=== SOURCE MATERIAL ===

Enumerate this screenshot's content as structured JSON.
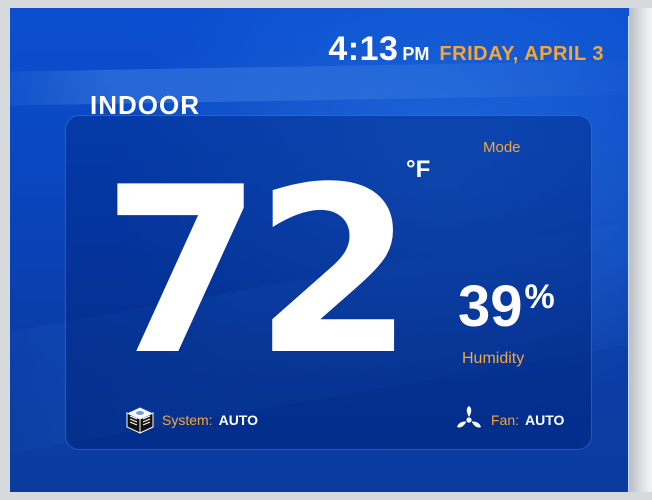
{
  "header": {
    "time": "4:13",
    "ampm": "PM",
    "date": "FRIDAY, APRIL 3"
  },
  "labels": {
    "indoor": "INDOOR",
    "mode": "Mode",
    "humidity": "Humidity"
  },
  "readings": {
    "temperature": "72",
    "unit": "°F",
    "humidity_value": "39",
    "humidity_unit": "%"
  },
  "status": {
    "system": {
      "label": "System:",
      "value": "AUTO",
      "icon": "system-icon"
    },
    "fan": {
      "label": "Fan:",
      "value": "AUTO",
      "icon": "fan-icon"
    }
  },
  "colors": {
    "accent": "#f3a73a",
    "background": "#0a43b9",
    "text": "#ffffff"
  }
}
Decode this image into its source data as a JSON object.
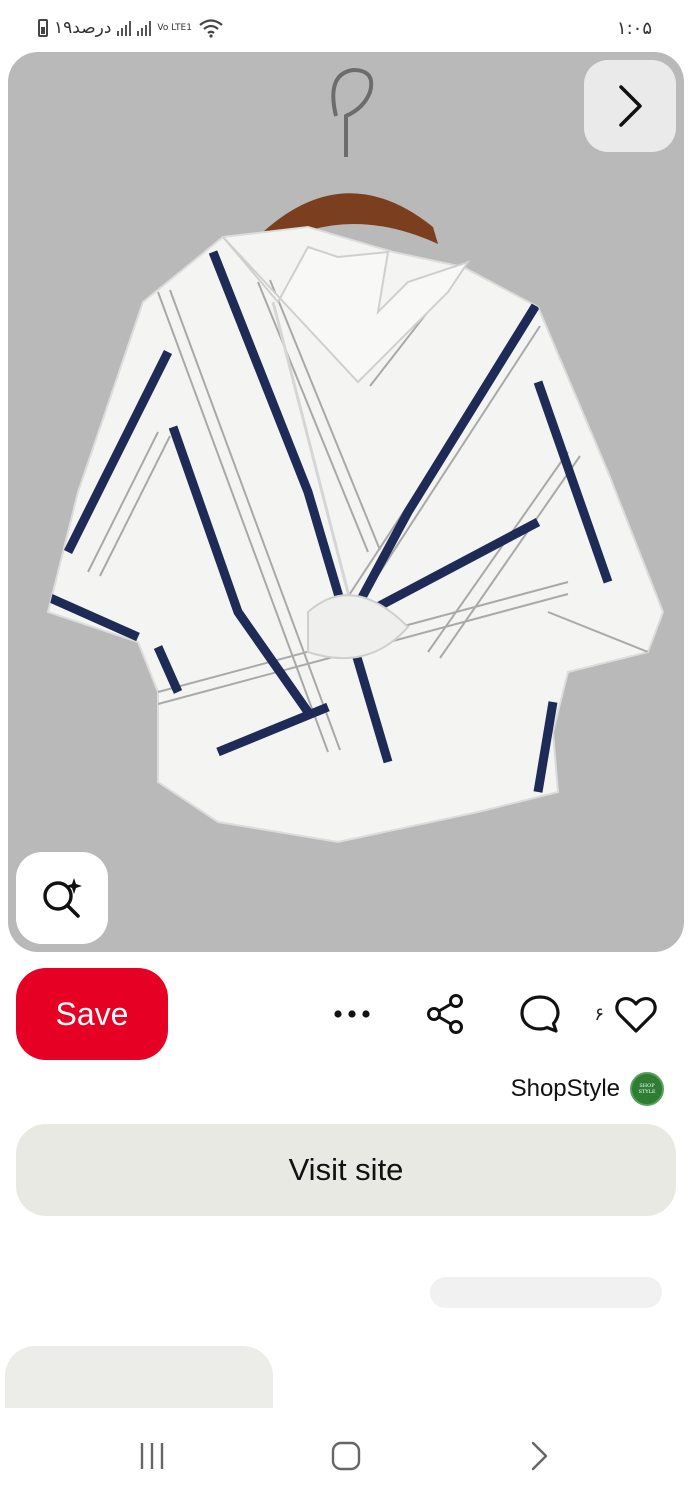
{
  "status_bar": {
    "time": "۱:۰۵",
    "battery_text": "۱۹درصد",
    "network_label": "Vo LTE1",
    "icons": [
      "battery-icon",
      "signal-icon",
      "signal-icon",
      "wifi-icon"
    ]
  },
  "product": {
    "image_description_icon": "striped-shirt-image",
    "next_icon": "chevron-right-icon",
    "lens_icon": "visual-search-icon"
  },
  "actions": {
    "save_label": "Save",
    "like_count": "۶",
    "icons": [
      "more-icon",
      "share-icon",
      "comment-icon",
      "heart-icon"
    ]
  },
  "source": {
    "name": "ShopStyle",
    "logo_text": "SHOP STYLE"
  },
  "visit_label": "Visit site",
  "colors": {
    "save": "#e60023",
    "image_bg": "#b9b9b9",
    "button_bg": "#e9e9e4",
    "stripe": "#1f2b57"
  }
}
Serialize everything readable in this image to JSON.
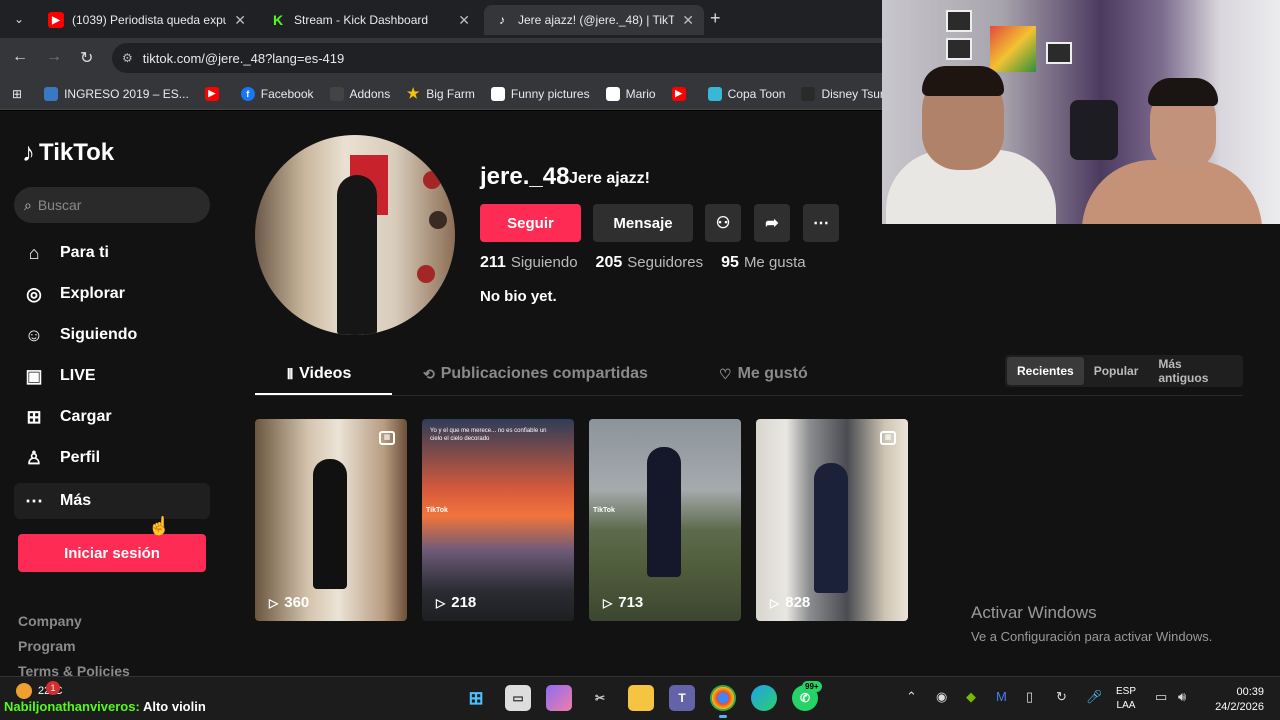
{
  "browser": {
    "tabs": [
      {
        "title": "(1039) Periodista queda expues",
        "icon": "youtube-icon",
        "color": "#ff0000"
      },
      {
        "title": "Stream - Kick Dashboard",
        "icon": "kick-icon",
        "color": "#53fc18"
      },
      {
        "title": "Jere ajazz! (@jere._48) | TikTok",
        "icon": "tiktok-icon",
        "color": "#000000"
      }
    ],
    "url": "tiktok.com/@jere._48?lang=es-419",
    "bookmarks": [
      {
        "label": "INGRESO 2019 – ES...",
        "icon": "globe-icon"
      },
      {
        "label": "",
        "icon": "youtube-icon"
      },
      {
        "label": "Facebook",
        "icon": "facebook-icon"
      },
      {
        "label": "Addons",
        "icon": "addons-icon"
      },
      {
        "label": "Big Farm",
        "icon": "star-icon"
      },
      {
        "label": "Funny pictures",
        "icon": "page-icon"
      },
      {
        "label": "Mario",
        "icon": "page-icon"
      },
      {
        "label": "",
        "icon": "youtube-icon"
      },
      {
        "label": "Copa Toon",
        "icon": "cloud-icon"
      },
      {
        "label": "Disney Tsum Tsum...",
        "icon": "disney-icon"
      }
    ]
  },
  "tiktok": {
    "logo": "TikTok",
    "search_placeholder": "Buscar",
    "nav": [
      {
        "label": "Para ti",
        "icon": "home-icon"
      },
      {
        "label": "Explorar",
        "icon": "compass-icon"
      },
      {
        "label": "Siguiendo",
        "icon": "following-icon"
      },
      {
        "label": "LIVE",
        "icon": "live-icon"
      },
      {
        "label": "Cargar",
        "icon": "upload-icon"
      },
      {
        "label": "Perfil",
        "icon": "profile-icon"
      },
      {
        "label": "Más",
        "icon": "more-icon"
      }
    ],
    "login_button": "Iniciar sesión",
    "footer_links": [
      "Company",
      "Program",
      "Terms & Policies"
    ],
    "profile": {
      "username": "jere._48",
      "nickname": "Jere ajazz!",
      "follow_button": "Seguir",
      "message_button": "Mensaje",
      "stats": [
        {
          "value": "211",
          "label": "Siguiendo"
        },
        {
          "value": "205",
          "label": "Seguidores"
        },
        {
          "value": "95",
          "label": "Me gusta"
        }
      ],
      "bio": "No bio yet."
    },
    "tabs": [
      {
        "label": "Videos",
        "icon": "grid-icon"
      },
      {
        "label": "Publicaciones compartidas",
        "icon": "repost-icon"
      },
      {
        "label": "Me gustó",
        "icon": "heart-off-icon"
      }
    ],
    "sort_options": [
      "Recientes",
      "Popular",
      "Más antiguos"
    ],
    "sort_selected": "Recientes",
    "videos": [
      {
        "views": "360",
        "pinned": true
      },
      {
        "views": "218",
        "pinned": false,
        "caption": "Yo y el que me merece... no es confiable un cielo el cielo decorado",
        "watermark": "TikTok"
      },
      {
        "views": "713",
        "pinned": false,
        "watermark": "TikTok"
      },
      {
        "views": "828",
        "pinned": true
      }
    ]
  },
  "windows_watermark": {
    "title": "Activar Windows",
    "subtitle": "Ve a Configuración para activar Windows."
  },
  "taskbar": {
    "weather": "22°C",
    "weather_badge": "1",
    "chat_user": "Nabiljonathanviveros:",
    "chat_message": "Alto violin",
    "whatsapp_badge": "99+",
    "language_line1": "ESP",
    "language_line2": "LAA",
    "time": "00:39",
    "date": "24/2/2026"
  },
  "colors": {
    "tiktok_red": "#fe2c55",
    "kick_green": "#53fc18",
    "windows_blue": "#5fb2f2"
  }
}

===

■ WHAT THIS TASK INVOLVES ■
Your answer should be one number: how many lines in the material above contain the string "views".

■ SOLUTION BELOW ■
4